**Do this:**
Write the listing out again, all of it, word for word.

═════ Supplied data ═════

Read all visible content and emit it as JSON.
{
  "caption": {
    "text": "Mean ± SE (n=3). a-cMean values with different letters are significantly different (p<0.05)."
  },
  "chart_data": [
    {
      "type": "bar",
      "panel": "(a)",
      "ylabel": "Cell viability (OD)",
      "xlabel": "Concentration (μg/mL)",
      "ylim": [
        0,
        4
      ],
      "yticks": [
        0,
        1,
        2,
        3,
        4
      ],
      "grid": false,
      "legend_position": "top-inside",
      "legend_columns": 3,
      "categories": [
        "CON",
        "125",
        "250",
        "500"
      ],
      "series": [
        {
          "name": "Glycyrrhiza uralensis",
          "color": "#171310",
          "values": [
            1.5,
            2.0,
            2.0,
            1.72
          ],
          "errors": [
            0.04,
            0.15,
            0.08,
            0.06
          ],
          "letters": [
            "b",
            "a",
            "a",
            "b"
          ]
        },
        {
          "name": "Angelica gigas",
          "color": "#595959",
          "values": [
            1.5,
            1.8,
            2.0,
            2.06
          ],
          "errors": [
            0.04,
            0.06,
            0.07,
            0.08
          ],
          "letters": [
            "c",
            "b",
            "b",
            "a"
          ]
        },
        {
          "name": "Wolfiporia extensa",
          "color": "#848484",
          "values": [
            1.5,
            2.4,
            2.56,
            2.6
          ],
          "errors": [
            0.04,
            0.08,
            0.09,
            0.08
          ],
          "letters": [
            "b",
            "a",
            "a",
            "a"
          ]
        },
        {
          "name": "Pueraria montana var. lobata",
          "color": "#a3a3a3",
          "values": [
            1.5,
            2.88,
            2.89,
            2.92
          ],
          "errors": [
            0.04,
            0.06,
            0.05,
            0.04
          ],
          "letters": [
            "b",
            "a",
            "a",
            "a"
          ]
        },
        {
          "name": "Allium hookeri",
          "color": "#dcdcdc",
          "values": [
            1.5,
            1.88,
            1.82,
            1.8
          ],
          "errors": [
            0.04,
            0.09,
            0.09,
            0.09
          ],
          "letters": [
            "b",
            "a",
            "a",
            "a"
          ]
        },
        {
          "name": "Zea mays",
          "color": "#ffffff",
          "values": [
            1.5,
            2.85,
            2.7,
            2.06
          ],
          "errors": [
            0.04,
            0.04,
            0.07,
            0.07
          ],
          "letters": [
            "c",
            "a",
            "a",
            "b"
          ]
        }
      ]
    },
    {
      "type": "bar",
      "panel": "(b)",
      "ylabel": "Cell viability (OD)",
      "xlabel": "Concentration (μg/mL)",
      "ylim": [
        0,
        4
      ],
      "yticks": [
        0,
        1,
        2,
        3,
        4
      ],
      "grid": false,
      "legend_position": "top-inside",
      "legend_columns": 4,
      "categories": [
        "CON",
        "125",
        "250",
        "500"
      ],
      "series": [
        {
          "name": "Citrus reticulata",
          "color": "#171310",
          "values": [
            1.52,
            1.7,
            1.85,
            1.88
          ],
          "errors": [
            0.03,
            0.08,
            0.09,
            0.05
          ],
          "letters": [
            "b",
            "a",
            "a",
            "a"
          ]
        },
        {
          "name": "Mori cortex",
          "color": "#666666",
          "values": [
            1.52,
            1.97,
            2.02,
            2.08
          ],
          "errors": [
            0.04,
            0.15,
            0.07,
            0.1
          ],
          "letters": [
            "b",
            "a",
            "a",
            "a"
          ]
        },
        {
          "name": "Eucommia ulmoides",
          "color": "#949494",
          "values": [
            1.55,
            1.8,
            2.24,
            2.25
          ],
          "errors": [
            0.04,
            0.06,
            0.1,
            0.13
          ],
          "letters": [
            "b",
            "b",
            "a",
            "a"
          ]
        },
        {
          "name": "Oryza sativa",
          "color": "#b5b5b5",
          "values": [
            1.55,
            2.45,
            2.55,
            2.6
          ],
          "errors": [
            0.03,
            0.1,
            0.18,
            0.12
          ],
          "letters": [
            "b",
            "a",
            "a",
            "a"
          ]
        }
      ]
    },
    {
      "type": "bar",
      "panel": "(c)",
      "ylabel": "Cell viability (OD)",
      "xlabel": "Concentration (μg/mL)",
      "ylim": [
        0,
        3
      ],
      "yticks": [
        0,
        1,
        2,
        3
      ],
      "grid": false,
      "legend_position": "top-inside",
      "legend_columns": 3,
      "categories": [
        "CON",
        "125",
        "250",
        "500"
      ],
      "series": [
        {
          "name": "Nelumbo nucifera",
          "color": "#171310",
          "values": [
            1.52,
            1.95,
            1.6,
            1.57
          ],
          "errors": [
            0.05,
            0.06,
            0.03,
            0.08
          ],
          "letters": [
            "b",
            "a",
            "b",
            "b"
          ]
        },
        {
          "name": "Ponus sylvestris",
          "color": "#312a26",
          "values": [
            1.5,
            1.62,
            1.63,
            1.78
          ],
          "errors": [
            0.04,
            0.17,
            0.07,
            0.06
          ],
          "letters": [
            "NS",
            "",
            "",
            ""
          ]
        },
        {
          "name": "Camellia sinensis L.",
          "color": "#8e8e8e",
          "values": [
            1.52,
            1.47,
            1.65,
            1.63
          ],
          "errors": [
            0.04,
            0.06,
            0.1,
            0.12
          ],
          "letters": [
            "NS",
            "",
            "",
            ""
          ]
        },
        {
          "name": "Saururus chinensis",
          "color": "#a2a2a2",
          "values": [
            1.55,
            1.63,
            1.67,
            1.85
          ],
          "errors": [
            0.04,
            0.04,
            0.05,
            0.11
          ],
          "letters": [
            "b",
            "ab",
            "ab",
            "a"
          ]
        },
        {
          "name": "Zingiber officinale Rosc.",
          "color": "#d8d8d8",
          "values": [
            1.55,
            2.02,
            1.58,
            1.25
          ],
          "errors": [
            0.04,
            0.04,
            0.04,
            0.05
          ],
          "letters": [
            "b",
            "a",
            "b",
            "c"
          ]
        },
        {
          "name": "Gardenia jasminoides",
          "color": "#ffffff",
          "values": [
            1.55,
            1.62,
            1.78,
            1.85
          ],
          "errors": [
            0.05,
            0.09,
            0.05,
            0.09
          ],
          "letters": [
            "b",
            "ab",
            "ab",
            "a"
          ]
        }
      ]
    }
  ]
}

═════

**Finished exercise:**
Read all visible content and emit it as JSON.
{
  "caption": {
    "text": "Mean ± SE (n=3). a-cMean values with different letters are significantly different (p<0.05)."
  },
  "chart_data": [
    {
      "type": "bar",
      "panel": "(a)",
      "ylabel": "Cell viability (OD)",
      "xlabel": "Concentration (μg/mL)",
      "ylim": [
        0,
        4
      ],
      "yticks": [
        0,
        1,
        2,
        3,
        4
      ],
      "grid": false,
      "legend_position": "top-inside",
      "legend_columns": 3,
      "categories": [
        "CON",
        "125",
        "250",
        "500"
      ],
      "series": [
        {
          "name": "Glycyrrhiza uralensis",
          "color": "#171310",
          "values": [
            1.5,
            2.0,
            2.0,
            1.72
          ],
          "errors": [
            0.04,
            0.15,
            0.08,
            0.06
          ],
          "letters": [
            "b",
            "a",
            "a",
            "b"
          ]
        },
        {
          "name": "Angelica gigas",
          "color": "#595959",
          "values": [
            1.5,
            1.8,
            2.0,
            2.06
          ],
          "errors": [
            0.04,
            0.06,
            0.07,
            0.08
          ],
          "letters": [
            "c",
            "b",
            "b",
            "a"
          ]
        },
        {
          "name": "Wolfiporia extensa",
          "color": "#848484",
          "values": [
            1.5,
            2.4,
            2.56,
            2.6
          ],
          "errors": [
            0.04,
            0.08,
            0.09,
            0.08
          ],
          "letters": [
            "b",
            "a",
            "a",
            "a"
          ]
        },
        {
          "name": "Pueraria montana var. lobata",
          "color": "#a3a3a3",
          "values": [
            1.5,
            2.88,
            2.89,
            2.92
          ],
          "errors": [
            0.04,
            0.06,
            0.05,
            0.04
          ],
          "letters": [
            "b",
            "a",
            "a",
            "a"
          ]
        },
        {
          "name": "Allium hookeri",
          "color": "#dcdcdc",
          "values": [
            1.5,
            1.88,
            1.82,
            1.8
          ],
          "errors": [
            0.04,
            0.09,
            0.09,
            0.09
          ],
          "letters": [
            "b",
            "a",
            "a",
            "a"
          ]
        },
        {
          "name": "Zea mays",
          "color": "#ffffff",
          "values": [
            1.5,
            2.85,
            2.7,
            2.06
          ],
          "errors": [
            0.04,
            0.04,
            0.07,
            0.07
          ],
          "letters": [
            "c",
            "a",
            "a",
            "b"
          ]
        }
      ]
    },
    {
      "type": "bar",
      "panel": "(b)",
      "ylabel": "Cell viability (OD)",
      "xlabel": "Concentration (μg/mL)",
      "ylim": [
        0,
        4
      ],
      "yticks": [
        0,
        1,
        2,
        3,
        4
      ],
      "grid": false,
      "legend_position": "top-inside",
      "legend_columns": 4,
      "categories": [
        "CON",
        "125",
        "250",
        "500"
      ],
      "series": [
        {
          "name": "Citrus reticulata",
          "color": "#171310",
          "values": [
            1.52,
            1.7,
            1.85,
            1.88
          ],
          "errors": [
            0.03,
            0.08,
            0.09,
            0.05
          ],
          "letters": [
            "b",
            "a",
            "a",
            "a"
          ]
        },
        {
          "name": "Mori cortex",
          "color": "#666666",
          "values": [
            1.52,
            1.97,
            2.02,
            2.08
          ],
          "errors": [
            0.04,
            0.15,
            0.07,
            0.1
          ],
          "letters": [
            "b",
            "a",
            "a",
            "a"
          ]
        },
        {
          "name": "Eucommia ulmoides",
          "color": "#949494",
          "values": [
            1.55,
            1.8,
            2.24,
            2.25
          ],
          "errors": [
            0.04,
            0.06,
            0.1,
            0.13
          ],
          "letters": [
            "b",
            "b",
            "a",
            "a"
          ]
        },
        {
          "name": "Oryza sativa",
          "color": "#b5b5b5",
          "values": [
            1.55,
            2.45,
            2.55,
            2.6
          ],
          "errors": [
            0.03,
            0.1,
            0.18,
            0.12
          ],
          "letters": [
            "b",
            "a",
            "a",
            "a"
          ]
        }
      ]
    },
    {
      "type": "bar",
      "panel": "(c)",
      "ylabel": "Cell viability (OD)",
      "xlabel": "Concentration (μg/mL)",
      "ylim": [
        0,
        3
      ],
      "yticks": [
        0,
        1,
        2,
        3
      ],
      "grid": false,
      "legend_position": "top-inside",
      "legend_columns": 3,
      "categories": [
        "CON",
        "125",
        "250",
        "500"
      ],
      "series": [
        {
          "name": "Nelumbo nucifera",
          "color": "#171310",
          "values": [
            1.52,
            1.95,
            1.6,
            1.57
          ],
          "errors": [
            0.05,
            0.06,
            0.03,
            0.08
          ],
          "letters": [
            "b",
            "a",
            "b",
            "b"
          ]
        },
        {
          "name": "Ponus sylvestris",
          "color": "#312a26",
          "values": [
            1.5,
            1.62,
            1.63,
            1.78
          ],
          "errors": [
            0.04,
            0.17,
            0.07,
            0.06
          ],
          "letters": [
            "NS",
            "",
            "",
            ""
          ]
        },
        {
          "name": "Camellia sinensis L.",
          "color": "#8e8e8e",
          "values": [
            1.52,
            1.47,
            1.65,
            1.63
          ],
          "errors": [
            0.04,
            0.06,
            0.1,
            0.12
          ],
          "letters": [
            "NS",
            "",
            "",
            ""
          ]
        },
        {
          "name": "Saururus chinensis",
          "color": "#a2a2a2",
          "values": [
            1.55,
            1.63,
            1.67,
            1.85
          ],
          "errors": [
            0.04,
            0.04,
            0.05,
            0.11
          ],
          "letters": [
            "b",
            "ab",
            "ab",
            "a"
          ]
        },
        {
          "name": "Zingiber officinale Rosc.",
          "color": "#d8d8d8",
          "values": [
            1.55,
            2.02,
            1.58,
            1.25
          ],
          "errors": [
            0.04,
            0.04,
            0.04,
            0.05
          ],
          "letters": [
            "b",
            "a",
            "b",
            "c"
          ]
        },
        {
          "name": "Gardenia jasminoides",
          "color": "#ffffff",
          "values": [
            1.55,
            1.62,
            1.78,
            1.85
          ],
          "errors": [
            0.05,
            0.09,
            0.05,
            0.09
          ],
          "letters": [
            "b",
            "ab",
            "ab",
            "a"
          ]
        }
      ]
    }
  ]
}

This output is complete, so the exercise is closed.